Records to process |

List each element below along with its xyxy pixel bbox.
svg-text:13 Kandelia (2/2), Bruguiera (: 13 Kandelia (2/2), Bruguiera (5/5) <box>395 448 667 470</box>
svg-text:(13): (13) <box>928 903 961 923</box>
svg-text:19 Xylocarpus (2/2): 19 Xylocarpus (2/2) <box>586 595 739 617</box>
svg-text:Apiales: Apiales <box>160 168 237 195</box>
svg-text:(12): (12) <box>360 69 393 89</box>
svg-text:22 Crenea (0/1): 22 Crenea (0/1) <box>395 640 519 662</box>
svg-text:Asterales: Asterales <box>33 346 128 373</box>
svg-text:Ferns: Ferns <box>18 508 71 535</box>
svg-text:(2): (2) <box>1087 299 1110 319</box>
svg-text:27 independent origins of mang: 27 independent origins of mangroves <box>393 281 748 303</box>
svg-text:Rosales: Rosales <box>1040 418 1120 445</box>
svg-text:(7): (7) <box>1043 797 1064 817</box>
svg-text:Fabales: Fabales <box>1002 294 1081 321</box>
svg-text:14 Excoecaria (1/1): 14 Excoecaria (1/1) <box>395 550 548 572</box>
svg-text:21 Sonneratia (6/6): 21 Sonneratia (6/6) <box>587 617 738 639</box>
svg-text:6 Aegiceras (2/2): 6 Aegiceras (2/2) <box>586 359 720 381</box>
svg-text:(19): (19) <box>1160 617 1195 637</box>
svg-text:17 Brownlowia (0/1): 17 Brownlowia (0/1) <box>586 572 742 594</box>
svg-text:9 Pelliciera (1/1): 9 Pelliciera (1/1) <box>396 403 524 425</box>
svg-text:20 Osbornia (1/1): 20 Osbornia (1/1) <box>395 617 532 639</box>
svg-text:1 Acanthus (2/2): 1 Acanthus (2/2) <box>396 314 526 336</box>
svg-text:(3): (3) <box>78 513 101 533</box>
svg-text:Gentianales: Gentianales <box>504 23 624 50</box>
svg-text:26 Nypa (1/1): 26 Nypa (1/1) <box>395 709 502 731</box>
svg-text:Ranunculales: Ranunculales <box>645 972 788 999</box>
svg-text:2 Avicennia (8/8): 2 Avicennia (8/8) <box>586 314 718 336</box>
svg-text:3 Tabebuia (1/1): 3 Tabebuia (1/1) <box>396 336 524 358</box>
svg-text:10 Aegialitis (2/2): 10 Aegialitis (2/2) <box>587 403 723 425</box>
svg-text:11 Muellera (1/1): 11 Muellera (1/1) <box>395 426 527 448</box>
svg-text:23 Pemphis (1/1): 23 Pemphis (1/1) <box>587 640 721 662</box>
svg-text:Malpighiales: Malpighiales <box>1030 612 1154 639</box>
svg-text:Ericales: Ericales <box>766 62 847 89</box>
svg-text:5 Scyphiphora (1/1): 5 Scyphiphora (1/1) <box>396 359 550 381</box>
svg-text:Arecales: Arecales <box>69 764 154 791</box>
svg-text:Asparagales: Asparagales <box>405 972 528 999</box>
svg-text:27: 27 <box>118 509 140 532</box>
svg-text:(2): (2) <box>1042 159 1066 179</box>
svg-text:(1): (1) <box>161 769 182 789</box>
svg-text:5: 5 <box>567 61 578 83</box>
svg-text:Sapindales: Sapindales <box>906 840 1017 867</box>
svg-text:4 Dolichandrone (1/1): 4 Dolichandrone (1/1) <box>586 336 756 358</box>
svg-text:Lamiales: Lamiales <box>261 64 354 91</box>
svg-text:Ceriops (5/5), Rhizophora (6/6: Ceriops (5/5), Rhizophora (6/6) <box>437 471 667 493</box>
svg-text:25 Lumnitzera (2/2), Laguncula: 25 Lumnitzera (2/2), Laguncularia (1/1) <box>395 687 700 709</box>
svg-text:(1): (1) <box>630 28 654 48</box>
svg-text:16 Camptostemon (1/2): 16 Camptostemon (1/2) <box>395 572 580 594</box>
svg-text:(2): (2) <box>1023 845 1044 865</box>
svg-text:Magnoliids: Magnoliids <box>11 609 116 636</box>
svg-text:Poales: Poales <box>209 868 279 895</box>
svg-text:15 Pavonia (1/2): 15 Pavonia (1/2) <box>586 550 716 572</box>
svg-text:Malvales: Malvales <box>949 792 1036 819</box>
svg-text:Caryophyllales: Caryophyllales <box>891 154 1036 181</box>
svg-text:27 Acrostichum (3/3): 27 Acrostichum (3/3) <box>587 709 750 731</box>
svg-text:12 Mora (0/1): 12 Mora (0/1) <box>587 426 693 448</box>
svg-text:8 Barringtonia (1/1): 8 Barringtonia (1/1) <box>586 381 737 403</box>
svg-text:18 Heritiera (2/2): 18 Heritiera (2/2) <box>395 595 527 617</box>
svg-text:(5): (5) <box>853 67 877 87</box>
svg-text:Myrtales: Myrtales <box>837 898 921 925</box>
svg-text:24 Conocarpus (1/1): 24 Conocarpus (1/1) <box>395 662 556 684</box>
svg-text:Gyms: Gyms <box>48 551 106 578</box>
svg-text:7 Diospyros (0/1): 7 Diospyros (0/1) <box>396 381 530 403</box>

To do |
Change "Ferns" to "Monilophytes" throughout the listing above, and leave all other parts of the listing as they are.

Exercise result |
List each element below along with its xyxy pixel bbox.
svg-text:13 Kandelia (2/2), Bruguiera (: 13 Kandelia (2/2), Bruguiera (5/5) <box>395 448 667 470</box>
svg-text:(13): (13) <box>928 903 961 923</box>
svg-text:19 Xylocarpus (2/2): 19 Xylocarpus (2/2) <box>586 595 739 617</box>
svg-text:Apiales: Apiales <box>160 168 237 195</box>
svg-text:(12): (12) <box>360 69 393 89</box>
svg-text:22 Crenea (0/1): 22 Crenea (0/1) <box>395 640 519 662</box>
svg-text:Asterales: Asterales <box>33 346 128 373</box>
svg-text:Monilophytes: Monilophytes <box>18 508 71 535</box>
svg-text:(2): (2) <box>1087 299 1110 319</box>
svg-text:27 independent origins of mang: 27 independent origins of mangroves <box>393 281 748 303</box>
svg-text:Rosales: Rosales <box>1040 418 1120 445</box>
svg-text:(7): (7) <box>1043 797 1064 817</box>
svg-text:Fabales: Fabales <box>1002 294 1081 321</box>
svg-text:14 Excoecaria (1/1): 14 Excoecaria (1/1) <box>395 550 548 572</box>
svg-text:21 Sonneratia (6/6): 21 Sonneratia (6/6) <box>587 617 738 639</box>
svg-text:6 Aegiceras (2/2): 6 Aegiceras (2/2) <box>586 359 720 381</box>
svg-text:(19): (19) <box>1160 617 1195 637</box>
svg-text:17 Brownlowia (0/1): 17 Brownlowia (0/1) <box>586 572 742 594</box>
svg-text:9 Pelliciera (1/1): 9 Pelliciera (1/1) <box>396 403 524 425</box>
svg-text:20 Osbornia (1/1): 20 Osbornia (1/1) <box>395 617 532 639</box>
svg-text:1 Acanthus (2/2): 1 Acanthus (2/2) <box>396 314 526 336</box>
svg-text:(3): (3) <box>78 513 101 533</box>
svg-text:Gentianales: Gentianales <box>504 23 624 50</box>
svg-text:26 Nypa (1/1): 26 Nypa (1/1) <box>395 709 502 731</box>
svg-text:Ranunculales: Ranunculales <box>645 972 788 999</box>
svg-text:2 Avicennia (8/8): 2 Avicennia (8/8) <box>586 314 718 336</box>
svg-text:3 Tabebuia (1/1): 3 Tabebuia (1/1) <box>396 336 524 358</box>
svg-text:10 Aegialitis (2/2): 10 Aegialitis (2/2) <box>587 403 723 425</box>
svg-text:11 Muellera (1/1): 11 Muellera (1/1) <box>395 426 527 448</box>
svg-text:23 Pemphis (1/1): 23 Pemphis (1/1) <box>587 640 721 662</box>
svg-text:Malpighiales: Malpighiales <box>1030 612 1154 639</box>
svg-text:Ericales: Ericales <box>766 62 847 89</box>
svg-text:5 Scyphiphora (1/1): 5 Scyphiphora (1/1) <box>396 359 550 381</box>
svg-text:Arecales: Arecales <box>69 764 154 791</box>
svg-text:Asparagales: Asparagales <box>405 972 528 999</box>
svg-text:27: 27 <box>118 509 140 532</box>
svg-text:(2): (2) <box>1042 159 1066 179</box>
svg-text:(1): (1) <box>161 769 182 789</box>
svg-text:5: 5 <box>567 61 578 83</box>
svg-text:Sapindales: Sapindales <box>906 840 1017 867</box>
svg-text:4 Dolichandrone (1/1): 4 Dolichandrone (1/1) <box>586 336 756 358</box>
svg-text:Lamiales: Lamiales <box>261 64 354 91</box>
svg-text:Ceriops (5/5), Rhizophora (6/6: Ceriops (5/5), Rhizophora (6/6) <box>437 471 667 493</box>
svg-text:25 Lumnitzera (2/2), Laguncula: 25 Lumnitzera (2/2), Laguncularia (1/1) <box>395 687 700 709</box>
svg-text:(1): (1) <box>630 28 654 48</box>
svg-text:16 Camptostemon (1/2): 16 Camptostemon (1/2) <box>395 572 580 594</box>
svg-text:(2): (2) <box>1023 845 1044 865</box>
svg-text:Magnoliids: Magnoliids <box>11 609 116 636</box>
svg-text:Poales: Poales <box>209 868 279 895</box>
svg-text:15 Pavonia (1/2): 15 Pavonia (1/2) <box>586 550 716 572</box>
svg-text:Malvales: Malvales <box>949 792 1036 819</box>
svg-text:Caryophyllales: Caryophyllales <box>891 154 1036 181</box>
svg-text:27 Acrostichum (3/3): 27 Acrostichum (3/3) <box>587 709 750 731</box>
svg-text:12 Mora (0/1): 12 Mora (0/1) <box>587 426 693 448</box>
svg-text:8 Barringtonia (1/1): 8 Barringtonia (1/1) <box>586 381 737 403</box>
svg-text:18 Heritiera (2/2): 18 Heritiera (2/2) <box>395 595 527 617</box>
svg-text:(5): (5) <box>853 67 877 87</box>
svg-text:Myrtales: Myrtales <box>837 898 921 925</box>
svg-text:24 Conocarpus (1/1): 24 Conocarpus (1/1) <box>395 662 556 684</box>
svg-text:Gyms: Gyms <box>48 551 106 578</box>
svg-text:7 Diospyros (0/1): 7 Diospyros (0/1) <box>396 381 530 403</box>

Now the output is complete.